Records contained in a dataset →
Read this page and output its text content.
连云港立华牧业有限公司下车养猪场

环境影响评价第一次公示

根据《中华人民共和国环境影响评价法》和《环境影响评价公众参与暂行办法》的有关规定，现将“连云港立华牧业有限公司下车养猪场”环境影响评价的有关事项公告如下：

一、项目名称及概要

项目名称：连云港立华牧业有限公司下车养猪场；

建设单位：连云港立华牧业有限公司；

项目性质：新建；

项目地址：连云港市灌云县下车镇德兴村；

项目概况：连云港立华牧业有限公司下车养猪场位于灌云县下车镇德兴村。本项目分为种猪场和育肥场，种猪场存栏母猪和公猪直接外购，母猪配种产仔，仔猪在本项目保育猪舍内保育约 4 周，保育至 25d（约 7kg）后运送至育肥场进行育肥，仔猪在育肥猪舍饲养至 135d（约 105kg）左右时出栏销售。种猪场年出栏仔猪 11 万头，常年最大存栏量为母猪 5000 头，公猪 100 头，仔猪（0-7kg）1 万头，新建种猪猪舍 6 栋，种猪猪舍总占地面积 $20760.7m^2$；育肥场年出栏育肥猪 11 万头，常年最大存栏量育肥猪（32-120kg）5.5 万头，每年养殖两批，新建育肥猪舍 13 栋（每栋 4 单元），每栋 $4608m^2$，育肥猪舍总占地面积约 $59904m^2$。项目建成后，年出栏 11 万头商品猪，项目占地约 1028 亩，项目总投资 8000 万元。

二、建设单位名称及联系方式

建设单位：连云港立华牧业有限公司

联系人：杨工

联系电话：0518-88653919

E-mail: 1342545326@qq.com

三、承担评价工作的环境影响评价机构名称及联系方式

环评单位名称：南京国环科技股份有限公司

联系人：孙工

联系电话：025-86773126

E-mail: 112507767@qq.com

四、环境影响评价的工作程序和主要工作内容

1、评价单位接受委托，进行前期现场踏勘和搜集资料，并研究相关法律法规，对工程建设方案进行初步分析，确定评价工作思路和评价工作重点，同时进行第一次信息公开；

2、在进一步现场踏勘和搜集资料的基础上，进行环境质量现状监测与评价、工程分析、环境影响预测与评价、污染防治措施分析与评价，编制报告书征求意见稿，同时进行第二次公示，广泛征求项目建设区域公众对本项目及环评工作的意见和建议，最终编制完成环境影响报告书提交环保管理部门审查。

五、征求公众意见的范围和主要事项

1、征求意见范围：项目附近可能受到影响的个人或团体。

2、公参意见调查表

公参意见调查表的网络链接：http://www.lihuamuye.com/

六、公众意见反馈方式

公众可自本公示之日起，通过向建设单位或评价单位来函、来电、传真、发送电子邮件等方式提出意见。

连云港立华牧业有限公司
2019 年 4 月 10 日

Task directions → Show the lines of the records that include the string "联系电话".

Full response →
联系电话：0518-88653919
联系电话：025-86773126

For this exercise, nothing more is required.